— Begin RECORDS FOR THE EXERCISE —

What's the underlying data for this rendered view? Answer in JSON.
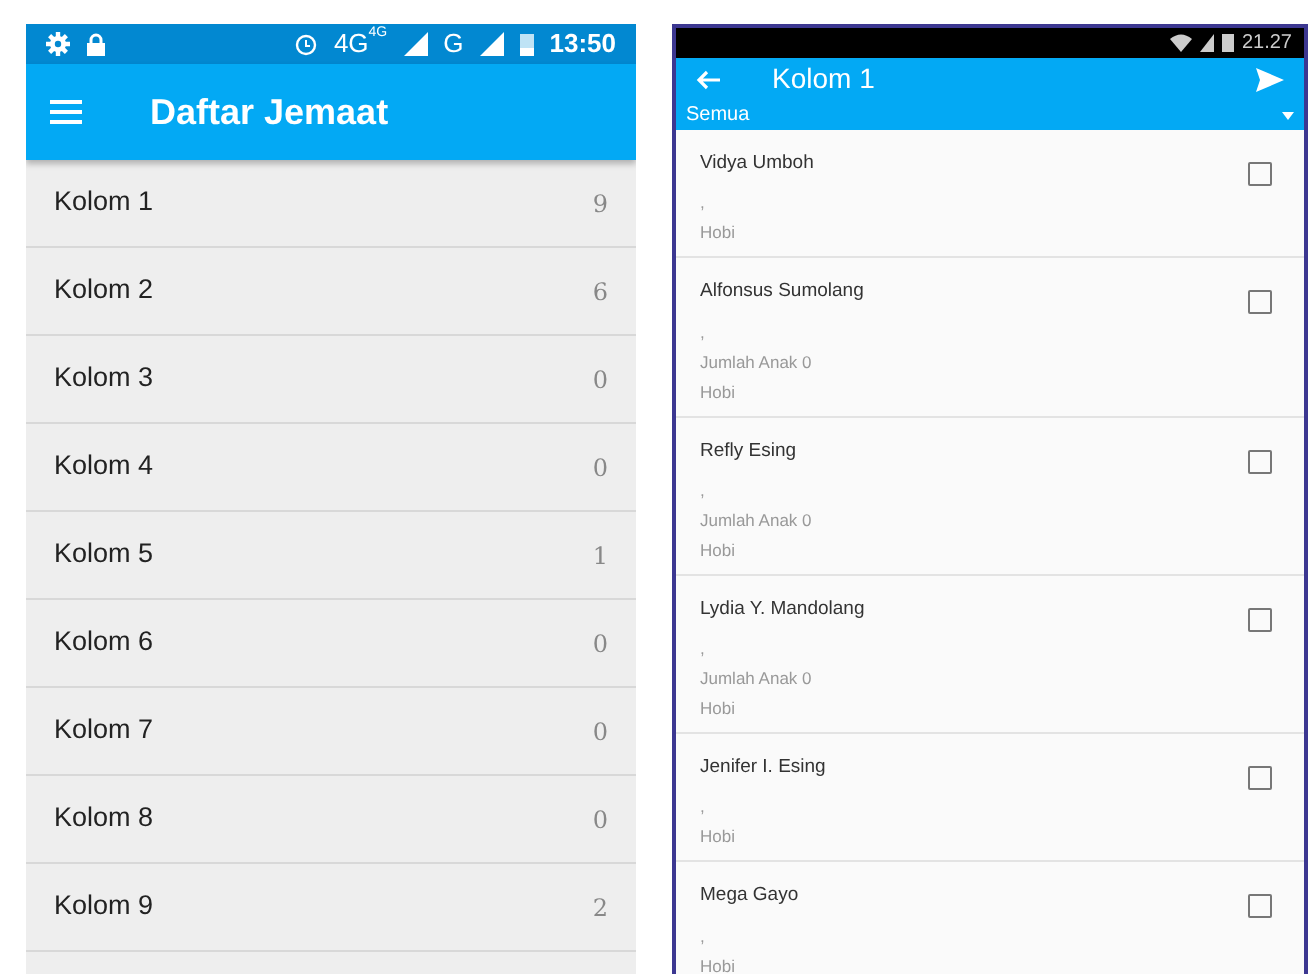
{
  "left_phone": {
    "status_bar": {
      "network": "4G",
      "network_sup": "4G",
      "network2": "G",
      "time": "13:50"
    },
    "app_bar": {
      "title": "Daftar Jemaat"
    },
    "items": [
      {
        "label": "Kolom 1",
        "count": "9"
      },
      {
        "label": "Kolom 2",
        "count": "6"
      },
      {
        "label": "Kolom 3",
        "count": "0"
      },
      {
        "label": "Kolom 4",
        "count": "0"
      },
      {
        "label": "Kolom 5",
        "count": "1"
      },
      {
        "label": "Kolom 6",
        "count": "0"
      },
      {
        "label": "Kolom 7",
        "count": "0"
      },
      {
        "label": "Kolom 8",
        "count": "0"
      },
      {
        "label": "Kolom 9",
        "count": "2"
      }
    ]
  },
  "right_phone": {
    "status_bar": {
      "time": "21.27"
    },
    "app_bar": {
      "title": "Kolom 1"
    },
    "filter": {
      "value": "Semua"
    },
    "members": [
      {
        "name": "Vidya Umboh",
        "details": [
          ",",
          "Hobi"
        ],
        "checked": false
      },
      {
        "name": "Alfonsus Sumolang",
        "details": [
          ",",
          "Jumlah Anak 0",
          "Hobi"
        ],
        "checked": false
      },
      {
        "name": "Refly Esing",
        "details": [
          ",",
          "Jumlah Anak 0",
          "Hobi"
        ],
        "checked": false
      },
      {
        "name": "Lydia Y. Mandolang",
        "details": [
          ",",
          "Jumlah Anak 0",
          "Hobi"
        ],
        "checked": false
      },
      {
        "name": "Jenifer I. Esing",
        "details": [
          ",",
          "Hobi"
        ],
        "checked": false
      },
      {
        "name": "Mega Gayo",
        "details": [
          ",",
          "Hobi"
        ],
        "checked": false
      }
    ]
  }
}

— End RECORDS FOR THE EXERCISE —

* _WHAT IS EXPECTED_: Leave the pictures out and reproduce all of the records exactly.

* _OUTPUT OF THE TASK_:
What's the underlying data for this rendered view? Answer in JSON.
{
  "left_phone": {
    "status_bar": {
      "network": "4G",
      "network_sup": "4G",
      "network2": "G",
      "time": "13:50"
    },
    "app_bar": {
      "title": "Daftar Jemaat"
    },
    "items": [
      {
        "label": "Kolom 1",
        "count": "9"
      },
      {
        "label": "Kolom 2",
        "count": "6"
      },
      {
        "label": "Kolom 3",
        "count": "0"
      },
      {
        "label": "Kolom 4",
        "count": "0"
      },
      {
        "label": "Kolom 5",
        "count": "1"
      },
      {
        "label": "Kolom 6",
        "count": "0"
      },
      {
        "label": "Kolom 7",
        "count": "0"
      },
      {
        "label": "Kolom 8",
        "count": "0"
      },
      {
        "label": "Kolom 9",
        "count": "2"
      }
    ]
  },
  "right_phone": {
    "status_bar": {
      "time": "21.27"
    },
    "app_bar": {
      "title": "Kolom 1"
    },
    "filter": {
      "value": "Semua"
    },
    "members": [
      {
        "name": "Vidya Umboh",
        "details": [
          ",",
          "Hobi"
        ],
        "checked": false
      },
      {
        "name": "Alfonsus Sumolang",
        "details": [
          ",",
          "Jumlah Anak 0",
          "Hobi"
        ],
        "checked": false
      },
      {
        "name": "Refly Esing",
        "details": [
          ",",
          "Jumlah Anak 0",
          "Hobi"
        ],
        "checked": false
      },
      {
        "name": "Lydia Y. Mandolang",
        "details": [
          ",",
          "Jumlah Anak 0",
          "Hobi"
        ],
        "checked": false
      },
      {
        "name": "Jenifer I. Esing",
        "details": [
          ",",
          "Hobi"
        ],
        "checked": false
      },
      {
        "name": "Mega Gayo",
        "details": [
          ",",
          "Hobi"
        ],
        "checked": false
      }
    ]
  }
}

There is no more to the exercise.